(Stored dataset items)
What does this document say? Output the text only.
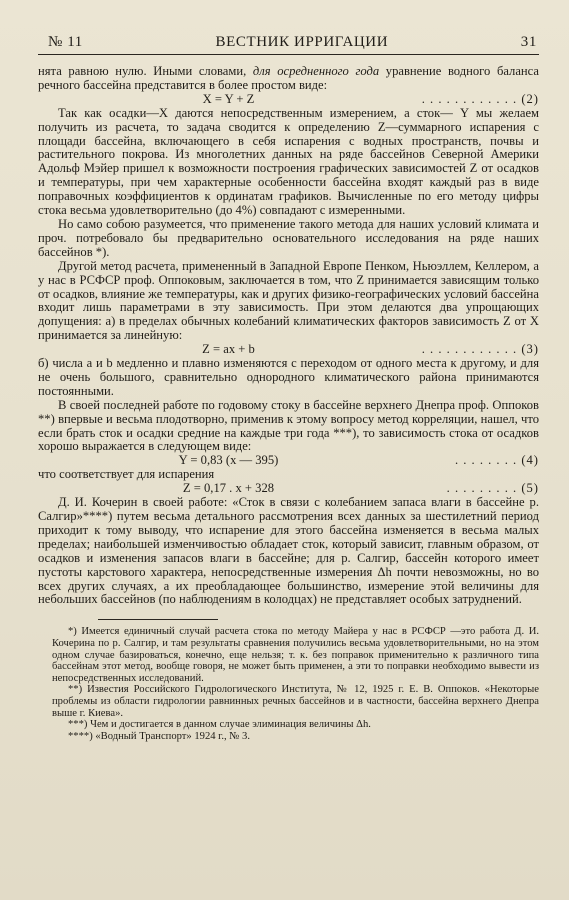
№ 11	ВЕСТНИК ИРРИГАЦИИ	31

нята равною нулю. Иными словами, для осредненного года уравнение водного баланса речного бассейна представится в более простом виде:

X = Y + Z	. . . . . . . . . . . . (2)

Так как осадки—X даются непосредственным измерением, а сток— Y мы желаем получить из расчета, то задача сводится к определению Z—суммарного испарения с площади бассейна, включающего в себя испарения с водных пространств, почвы и растительного покрова. Из многолетних данных на ряде бассейнов Северной Америки Адольф Мэйер пришел к возможности построения графических зависимостей Z от осадков и температуры, при чем характерные особенности бассейна входят каждый раз в виде поправочных коэффициентов к ординатам графиков. Вычисленные по его методу цифры стока весьма удовлетворительно (до 4%) совпадают с измеренными.

Но само собою разумеется, что применение такого метода для наших условий климата и проч. потребовало бы предварительно основательного исследования на ряде наших бассейнов *).

Другой метод расчета, примененный в Западной Европе Пенком, Ньюэллем, Келлером, а у нас в РСФСР проф. Оппоковым, заключается в том, что Z принимается зависящим только от осадков, влияние же температуры, как и других физико-географических условий бассейна входит лишь параметрами в эту зависимость. При этом делаются два упрощающих допущения: а) в пределах обычных колебаний климатических факторов зависимость Z от X принимается за линейную:

Z = ax + b	. . . . . . . . . . . . (3)

б) числа a и b медленно и плавно изменяются с переходом от одного места к другому, и для не очень большого, сравнительно однородного климатического района принимаются постоянными.

В своей последней работе по годовому стоку в бассейне верхнего Днепра проф. Оппоков **) впервые и весьма плодотворно, применив к этому вопросу метод корреляции, нашел, что если брать сток и осадки средние на каждые три года ***), то зависимость стока от осадков хорошо выражается в следующем виде:

Y = 0,83 (x — 395)	. . . . . . . . (4)

что соответствует для испарения

Z = 0,17 . x + 328	. . . . . . . . . (5)

Д. И. Кочерин в своей работе: «Сток в связи с колебанием запаса влаги в бассейне р. Салгир»****) путем весьма детального рассмотрения всех данных за шестилетний период приходит к тому выводу, что испарение для этого бассейна изменяется в весьма малых пределах; наибольшей изменчивостью обладает сток, который зависит, главным образом, от осадков и изменения запасов влаги в бассейне; для р. Салгир, бассейн которого имеет пустоты карстового характера, непосредственные измерения Δh почти невозможны, но во всех других случаях, а их преобладающее большинство, измерение этой величины для небольших бассейнов (по наблюдениям в колодцах) не представляет особых затруднений.

*) Имеется единичный случай расчета стока по методу Майера у нас в РСФСР —это работа Д. И. Кочерина по р. Салгир, и там результаты сравнения получились весьма удовлетворительными, но на этом одном случае базироваться, конечно, еще нельзя; т. к. без поправок применительно к различного типа бассейнам этот метод, вообще говоря, не может быть применен, а эти то поправки необходимо вывести из непосредственных исследований.

**) Известия Российского Гидрологического Института, № 12, 1925 г. Е. В. Оппоков. «Некоторые проблемы из области гидрологии равнинных речных бассейнов и в частности, бассейна верхнего Днепра выше г. Киева».

***) Чем и достигается в данном случае элиминация величины Δh.

****) «Водный Транспорт» 1924 г., № 3.
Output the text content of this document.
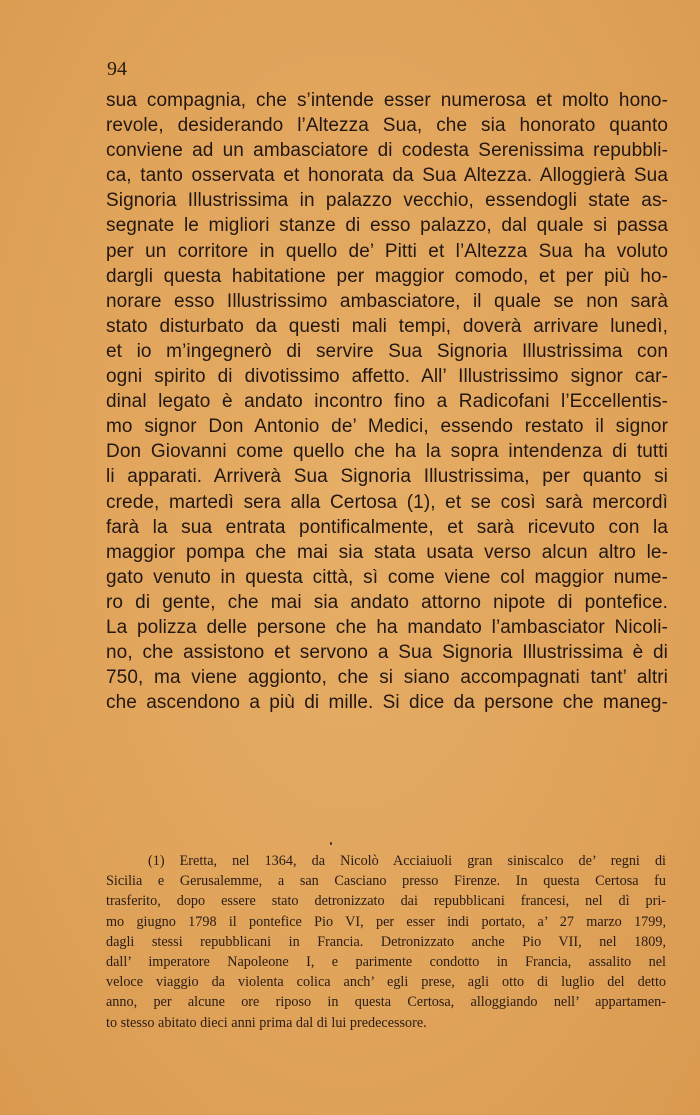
94
sua compagnia, che s’intende esser numerosa et molto hono-
revole, desiderando l’Altezza Sua, che sia honorato quanto
conviene ad un ambasciatore di codesta Serenissima repubbli-
ca, tanto osservata et honorata da Sua Altezza. Alloggierà Sua
Signoria Illustrissima in palazzo vecchio, essendogli state as-
segnate le migliori stanze di esso palazzo, dal quale si passa
per un corritore in quello de’ Pitti et l’Altezza Sua ha voluto
dargli questa habitatione per maggior comodo, et per più ho-
norare esso Illustrissimo ambasciatore, il quale se non sarà
stato disturbato da questi mali tempi, doverà arrivare lunedì,
et io m’ingegnerò di servire Sua Signoria Illustrissima con
ogni spirito di divotissimo affetto. All’ Illustrissimo signor car-
dinal legato è andato incontro fino a Radicofani l’Eccellentis-
mo signor Don Antonio de’ Medici, essendo restato il signor
Don Giovanni come quello che ha la sopra intendenza di tutti
li apparati. Arriverà Sua Signoria Illustrissima, per quanto si
crede, martedì sera alla Certosa (1), et se così sarà mercordì
farà la sua entrata pontificalmente, et sarà ricevuto con la
maggior pompa che mai sia stata usata verso alcun altro le-
gato venuto in questa città, sì come viene col maggior nume-
ro di gente, che mai sia andato attorno nipote di pontefice.
La polizza delle persone che ha mandato l’ambasciator Nicoli-
no, che assistono et servono a Sua Signoria Illustrissima è di
750, ma viene aggionto, che si siano accompagnati tant’ altri
che ascendono a più di mille. Si dice da persone che maneg-
(1) Eretta, nel 1364, da Nicolò Acciaiuoli gran siniscalco de’ regni di
Sicilia e Gerusalemme, a san Casciano presso Firenze. In questa Certosa fu
trasferito, dopo essere stato detronizzato dai repubblicani francesi, nel dì pri-
mo giugno 1798 il pontefice Pio VI, per esser indi portato, a’ 27 marzo 1799,
dagli stessi repubblicani in Francia. Detronizzato anche Pio VII, nel 1809,
dall’ imperatore Napoleone I, e parimente condotto in Francia, assalito nel
veloce viaggio da violenta colica anch’ egli prese, agli otto di luglio del detto
anno, per alcune ore riposo in questa Certosa, alloggiando nell’ appartamen-
to stesso abitato dieci anni prima dal di lui predecessore.
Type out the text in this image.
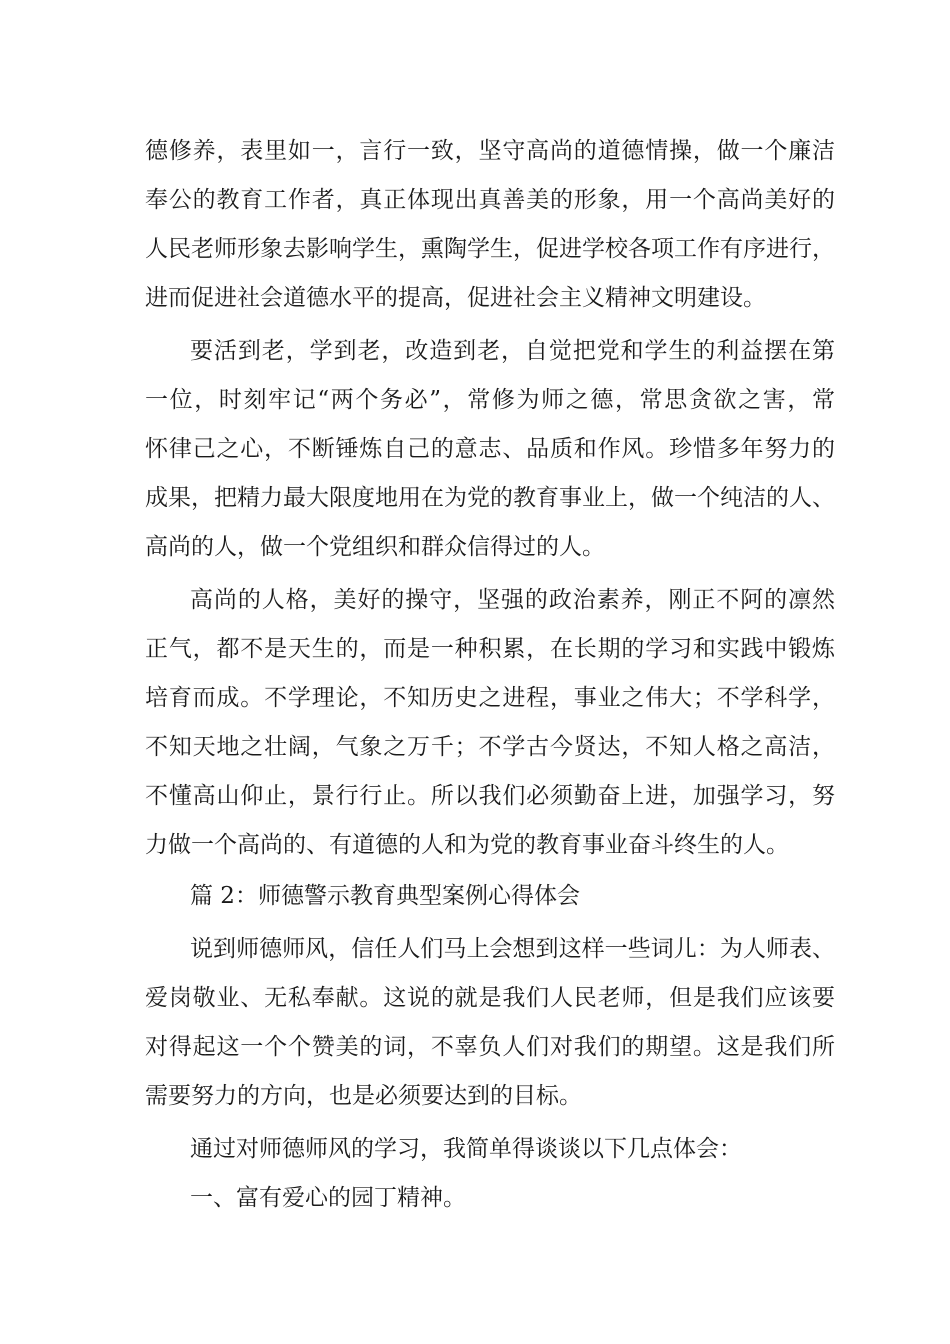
德修养，表里如一，言行一致，坚守高尚的道德情操，做一个廉洁
奉公的教育工作者，真正体现出真善美的形象，用一个高尚美好的
人民老师形象去影响学生，熏陶学生，促进学校各项工作有序进行，
进而促进社会道德水平的提高，促进社会主义精神文明建设。
要活到老，学到老，改造到老，自觉把党和学生的利益摆在第
一位，时刻牢记“两个务必”，常修为师之德，常思贪欲之害，常
怀律己之心，不断锤炼自己的意志、品质和作风。珍惜多年努力的
成果，把精力最大限度地用在为党的教育事业上，做一个纯洁的人、
高尚的人，做一个党组织和群众信得过的人。
高尚的人格，美好的操守，坚强的政治素养，刚正不阿的凛然
正气，都不是天生的，而是一种积累，在长期的学习和实践中锻炼
培育而成。不学理论，不知历史之进程，事业之伟大；不学科学，
不知天地之壮阔，气象之万千；不学古今贤达，不知人格之高洁，
不懂高山仰止，景行行止。所以我们必须勤奋上进，加强学习，努
力做一个高尚的、有道德的人和为党的教育事业奋斗终生的人。
篇 2：师德警示教育典型案例心得体会
说到师德师风，信任人们马上会想到这样一些词儿：为人师表、
爱岗敬业、无私奉献。这说的就是我们人民老师，但是我们应该要
对得起这一个个赞美的词，不辜负人们对我们的期望。这是我们所
需要努力的方向，也是必须要达到的目标。
通过对师德师风的学习，我简单得谈谈以下几点体会：
一、富有爱心的园丁精神。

#### [Objective]
Make a copy of each line that contains the string "Signoria".

#### [Result of the task]
Signoria Illustrissima in palazzo vecchio, essendogli state as-
et io m’ingegnerò di servire Sua Signoria Illustrissima con
li apparati. Arriverà Sua Signoria Illustrissima, per quanto si
no, che assistono et servono a Sua Signoria Illustrissima è di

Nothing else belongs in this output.